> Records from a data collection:
▶
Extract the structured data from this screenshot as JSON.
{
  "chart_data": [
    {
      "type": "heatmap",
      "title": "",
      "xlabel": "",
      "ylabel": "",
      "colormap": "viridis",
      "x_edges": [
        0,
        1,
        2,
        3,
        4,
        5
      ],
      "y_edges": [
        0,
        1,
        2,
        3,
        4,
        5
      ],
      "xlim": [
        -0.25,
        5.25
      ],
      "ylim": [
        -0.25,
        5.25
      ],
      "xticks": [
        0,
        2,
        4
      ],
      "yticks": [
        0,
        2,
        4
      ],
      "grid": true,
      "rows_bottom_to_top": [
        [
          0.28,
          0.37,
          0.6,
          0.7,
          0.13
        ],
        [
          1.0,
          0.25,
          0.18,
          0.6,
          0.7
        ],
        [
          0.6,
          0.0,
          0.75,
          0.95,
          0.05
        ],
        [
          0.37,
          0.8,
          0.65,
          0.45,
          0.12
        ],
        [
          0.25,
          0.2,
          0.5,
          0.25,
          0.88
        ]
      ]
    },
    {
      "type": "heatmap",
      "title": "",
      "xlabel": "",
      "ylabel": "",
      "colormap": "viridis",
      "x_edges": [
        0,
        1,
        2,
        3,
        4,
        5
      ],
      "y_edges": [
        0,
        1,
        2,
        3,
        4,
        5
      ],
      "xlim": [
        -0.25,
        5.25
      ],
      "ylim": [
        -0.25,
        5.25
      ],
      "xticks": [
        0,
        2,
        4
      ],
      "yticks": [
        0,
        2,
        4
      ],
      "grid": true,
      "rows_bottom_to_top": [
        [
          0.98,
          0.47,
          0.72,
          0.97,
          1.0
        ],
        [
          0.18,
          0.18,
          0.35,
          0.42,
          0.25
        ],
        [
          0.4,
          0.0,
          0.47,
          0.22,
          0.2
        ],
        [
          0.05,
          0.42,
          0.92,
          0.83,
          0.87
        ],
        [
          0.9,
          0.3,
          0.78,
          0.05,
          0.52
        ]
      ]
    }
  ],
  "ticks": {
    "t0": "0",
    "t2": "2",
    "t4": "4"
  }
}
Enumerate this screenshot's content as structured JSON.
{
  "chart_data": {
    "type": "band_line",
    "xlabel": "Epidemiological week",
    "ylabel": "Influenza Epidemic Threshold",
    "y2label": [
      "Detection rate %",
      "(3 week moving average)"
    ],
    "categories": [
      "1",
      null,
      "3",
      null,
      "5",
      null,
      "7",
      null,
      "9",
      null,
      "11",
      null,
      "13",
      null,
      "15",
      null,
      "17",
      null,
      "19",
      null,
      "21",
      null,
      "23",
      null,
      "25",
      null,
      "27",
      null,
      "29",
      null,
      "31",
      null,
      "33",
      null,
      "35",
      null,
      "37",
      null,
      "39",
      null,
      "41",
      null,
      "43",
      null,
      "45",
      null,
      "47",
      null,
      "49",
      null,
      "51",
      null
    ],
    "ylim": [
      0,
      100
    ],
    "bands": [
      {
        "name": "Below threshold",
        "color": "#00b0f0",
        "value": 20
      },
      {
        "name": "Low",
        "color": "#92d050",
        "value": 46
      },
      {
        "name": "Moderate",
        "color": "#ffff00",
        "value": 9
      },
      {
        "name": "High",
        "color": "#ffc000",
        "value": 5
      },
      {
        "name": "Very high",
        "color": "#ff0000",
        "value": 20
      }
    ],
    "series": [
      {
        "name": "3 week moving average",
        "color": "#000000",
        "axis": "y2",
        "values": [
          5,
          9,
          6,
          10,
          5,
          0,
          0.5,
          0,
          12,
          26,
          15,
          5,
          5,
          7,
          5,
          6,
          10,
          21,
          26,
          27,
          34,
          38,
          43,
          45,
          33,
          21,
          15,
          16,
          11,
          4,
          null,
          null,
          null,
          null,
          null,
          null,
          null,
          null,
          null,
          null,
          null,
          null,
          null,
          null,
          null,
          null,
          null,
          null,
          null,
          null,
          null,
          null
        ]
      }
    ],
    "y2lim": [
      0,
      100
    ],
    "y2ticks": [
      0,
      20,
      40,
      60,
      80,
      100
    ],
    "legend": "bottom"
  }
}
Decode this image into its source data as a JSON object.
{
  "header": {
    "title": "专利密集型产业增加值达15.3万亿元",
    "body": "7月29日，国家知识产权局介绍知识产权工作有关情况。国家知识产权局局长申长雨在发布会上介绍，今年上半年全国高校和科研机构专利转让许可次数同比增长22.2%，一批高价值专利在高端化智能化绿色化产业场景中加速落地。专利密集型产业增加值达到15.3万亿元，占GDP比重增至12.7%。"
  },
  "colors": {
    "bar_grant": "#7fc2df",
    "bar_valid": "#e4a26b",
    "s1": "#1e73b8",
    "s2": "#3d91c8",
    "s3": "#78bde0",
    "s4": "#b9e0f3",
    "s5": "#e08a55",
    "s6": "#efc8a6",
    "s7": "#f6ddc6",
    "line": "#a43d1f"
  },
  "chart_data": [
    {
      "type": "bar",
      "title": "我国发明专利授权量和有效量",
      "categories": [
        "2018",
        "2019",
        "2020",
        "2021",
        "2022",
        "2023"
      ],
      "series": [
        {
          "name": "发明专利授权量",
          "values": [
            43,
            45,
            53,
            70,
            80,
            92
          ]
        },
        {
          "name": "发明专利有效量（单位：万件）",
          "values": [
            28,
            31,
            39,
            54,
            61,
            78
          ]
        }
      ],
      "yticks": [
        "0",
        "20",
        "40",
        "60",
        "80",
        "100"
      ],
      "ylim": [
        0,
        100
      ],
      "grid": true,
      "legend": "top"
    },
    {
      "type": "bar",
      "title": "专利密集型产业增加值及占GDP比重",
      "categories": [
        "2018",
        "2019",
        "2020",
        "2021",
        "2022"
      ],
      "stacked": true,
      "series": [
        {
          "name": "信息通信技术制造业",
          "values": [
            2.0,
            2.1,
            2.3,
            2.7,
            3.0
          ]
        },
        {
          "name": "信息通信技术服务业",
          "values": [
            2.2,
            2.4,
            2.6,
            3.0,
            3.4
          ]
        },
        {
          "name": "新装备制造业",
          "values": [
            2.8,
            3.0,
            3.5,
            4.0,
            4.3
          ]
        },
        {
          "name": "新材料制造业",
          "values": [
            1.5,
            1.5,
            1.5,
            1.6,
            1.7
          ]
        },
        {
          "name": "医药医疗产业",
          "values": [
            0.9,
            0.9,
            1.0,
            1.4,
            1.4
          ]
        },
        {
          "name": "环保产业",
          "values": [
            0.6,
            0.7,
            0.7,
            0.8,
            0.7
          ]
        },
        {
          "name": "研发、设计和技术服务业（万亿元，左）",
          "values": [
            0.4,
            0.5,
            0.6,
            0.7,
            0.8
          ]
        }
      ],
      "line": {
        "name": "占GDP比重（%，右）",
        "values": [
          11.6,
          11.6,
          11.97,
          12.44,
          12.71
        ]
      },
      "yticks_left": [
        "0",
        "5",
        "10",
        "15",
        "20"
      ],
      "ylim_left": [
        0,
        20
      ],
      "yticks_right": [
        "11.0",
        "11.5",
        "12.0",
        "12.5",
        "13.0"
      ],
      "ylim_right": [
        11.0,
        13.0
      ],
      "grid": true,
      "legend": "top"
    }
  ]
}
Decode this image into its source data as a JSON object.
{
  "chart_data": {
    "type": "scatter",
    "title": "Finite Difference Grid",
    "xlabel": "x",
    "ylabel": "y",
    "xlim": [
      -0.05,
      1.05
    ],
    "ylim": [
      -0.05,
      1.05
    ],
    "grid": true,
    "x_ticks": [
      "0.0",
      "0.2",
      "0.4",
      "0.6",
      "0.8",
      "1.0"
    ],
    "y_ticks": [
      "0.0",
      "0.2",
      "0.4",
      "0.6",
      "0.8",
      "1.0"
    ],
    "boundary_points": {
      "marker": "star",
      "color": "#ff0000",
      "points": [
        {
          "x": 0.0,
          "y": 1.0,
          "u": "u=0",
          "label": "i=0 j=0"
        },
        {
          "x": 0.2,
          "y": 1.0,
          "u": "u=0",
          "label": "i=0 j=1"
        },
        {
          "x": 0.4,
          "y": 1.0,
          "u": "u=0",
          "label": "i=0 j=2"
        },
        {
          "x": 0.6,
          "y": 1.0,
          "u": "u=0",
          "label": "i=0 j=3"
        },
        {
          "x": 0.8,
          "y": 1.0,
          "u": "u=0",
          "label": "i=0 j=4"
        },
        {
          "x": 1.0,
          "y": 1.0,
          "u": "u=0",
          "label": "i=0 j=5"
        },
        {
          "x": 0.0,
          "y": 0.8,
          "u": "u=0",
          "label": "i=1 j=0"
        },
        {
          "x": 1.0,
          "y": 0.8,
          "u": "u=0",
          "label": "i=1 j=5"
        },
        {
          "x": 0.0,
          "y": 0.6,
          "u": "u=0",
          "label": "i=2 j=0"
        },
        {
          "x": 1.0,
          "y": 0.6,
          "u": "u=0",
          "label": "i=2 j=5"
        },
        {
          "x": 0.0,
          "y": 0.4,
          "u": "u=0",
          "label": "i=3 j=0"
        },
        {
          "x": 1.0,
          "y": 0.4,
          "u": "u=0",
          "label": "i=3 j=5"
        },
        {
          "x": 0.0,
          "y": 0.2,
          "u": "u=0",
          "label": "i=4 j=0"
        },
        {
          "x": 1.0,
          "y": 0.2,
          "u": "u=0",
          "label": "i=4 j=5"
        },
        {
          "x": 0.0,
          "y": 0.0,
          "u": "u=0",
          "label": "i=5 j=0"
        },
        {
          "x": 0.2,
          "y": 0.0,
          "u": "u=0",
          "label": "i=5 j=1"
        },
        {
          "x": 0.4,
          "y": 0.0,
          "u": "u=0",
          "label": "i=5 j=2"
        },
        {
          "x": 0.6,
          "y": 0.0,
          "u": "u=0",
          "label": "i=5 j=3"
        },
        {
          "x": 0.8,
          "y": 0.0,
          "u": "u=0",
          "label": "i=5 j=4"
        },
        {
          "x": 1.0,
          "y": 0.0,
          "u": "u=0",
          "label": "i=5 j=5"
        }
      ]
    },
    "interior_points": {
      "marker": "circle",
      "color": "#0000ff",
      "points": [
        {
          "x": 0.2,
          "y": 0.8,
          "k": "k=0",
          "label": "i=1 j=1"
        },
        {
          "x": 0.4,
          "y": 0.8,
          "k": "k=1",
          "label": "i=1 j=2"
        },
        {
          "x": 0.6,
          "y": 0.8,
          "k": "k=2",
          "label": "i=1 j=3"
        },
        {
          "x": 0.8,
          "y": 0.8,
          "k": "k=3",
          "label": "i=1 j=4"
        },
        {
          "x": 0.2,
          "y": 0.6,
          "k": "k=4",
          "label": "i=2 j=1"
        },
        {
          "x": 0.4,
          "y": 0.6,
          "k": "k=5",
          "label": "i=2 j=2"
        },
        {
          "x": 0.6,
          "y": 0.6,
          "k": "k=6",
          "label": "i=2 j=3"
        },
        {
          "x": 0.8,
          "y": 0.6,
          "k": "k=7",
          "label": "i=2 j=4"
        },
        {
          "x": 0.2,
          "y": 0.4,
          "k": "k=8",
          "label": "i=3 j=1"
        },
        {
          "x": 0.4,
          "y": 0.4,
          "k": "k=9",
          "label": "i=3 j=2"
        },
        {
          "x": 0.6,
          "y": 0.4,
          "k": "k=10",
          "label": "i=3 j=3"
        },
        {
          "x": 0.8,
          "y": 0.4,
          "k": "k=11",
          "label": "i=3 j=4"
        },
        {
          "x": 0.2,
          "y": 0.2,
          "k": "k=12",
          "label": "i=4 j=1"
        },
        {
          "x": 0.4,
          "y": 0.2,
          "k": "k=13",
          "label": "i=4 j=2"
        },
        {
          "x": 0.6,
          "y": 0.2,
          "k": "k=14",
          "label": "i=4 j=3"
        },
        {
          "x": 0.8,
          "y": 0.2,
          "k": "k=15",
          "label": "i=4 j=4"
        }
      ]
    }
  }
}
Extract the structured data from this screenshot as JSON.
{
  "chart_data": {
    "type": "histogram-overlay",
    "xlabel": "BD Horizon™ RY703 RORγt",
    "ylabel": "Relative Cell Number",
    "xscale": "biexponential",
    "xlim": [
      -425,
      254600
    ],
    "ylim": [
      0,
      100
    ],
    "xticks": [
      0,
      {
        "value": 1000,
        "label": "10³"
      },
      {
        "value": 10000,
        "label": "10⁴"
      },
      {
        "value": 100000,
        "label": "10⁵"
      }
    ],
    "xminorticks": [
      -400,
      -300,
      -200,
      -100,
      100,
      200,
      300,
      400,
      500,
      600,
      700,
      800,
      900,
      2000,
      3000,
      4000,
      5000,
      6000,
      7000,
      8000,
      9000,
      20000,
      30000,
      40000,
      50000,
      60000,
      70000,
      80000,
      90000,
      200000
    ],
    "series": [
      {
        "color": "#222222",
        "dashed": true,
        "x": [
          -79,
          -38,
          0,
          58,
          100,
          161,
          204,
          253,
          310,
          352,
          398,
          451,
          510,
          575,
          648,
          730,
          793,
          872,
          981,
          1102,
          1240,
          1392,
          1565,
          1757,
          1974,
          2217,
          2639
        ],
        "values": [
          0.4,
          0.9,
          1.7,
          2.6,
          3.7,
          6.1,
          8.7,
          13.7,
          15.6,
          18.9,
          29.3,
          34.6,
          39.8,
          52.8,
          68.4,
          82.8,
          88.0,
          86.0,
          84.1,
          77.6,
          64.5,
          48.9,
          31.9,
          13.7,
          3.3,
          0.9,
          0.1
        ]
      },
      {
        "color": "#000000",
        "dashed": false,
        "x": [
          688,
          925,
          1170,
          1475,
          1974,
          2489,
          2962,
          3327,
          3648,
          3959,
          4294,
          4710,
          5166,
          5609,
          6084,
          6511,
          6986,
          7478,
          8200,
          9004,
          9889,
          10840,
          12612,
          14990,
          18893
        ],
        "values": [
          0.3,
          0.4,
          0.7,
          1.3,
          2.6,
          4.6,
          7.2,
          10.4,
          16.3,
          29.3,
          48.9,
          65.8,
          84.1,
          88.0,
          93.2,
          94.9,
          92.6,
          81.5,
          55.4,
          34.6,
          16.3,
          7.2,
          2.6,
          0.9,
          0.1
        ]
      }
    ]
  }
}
◀
> WHAT NEEDS TO BE DONE: Find the word "title" in the data and copy out each line where it turns up.

> OUTPUT BELOW:
      "title": "",
      "title": "",
    "title": "专利密集型产业增加值达15.3万亿元",
      "title": "我国发明专利授权量和有效量",
      "title": "专利密集型产业增加值及占GDP比重",
    "title": "Finite Difference Grid",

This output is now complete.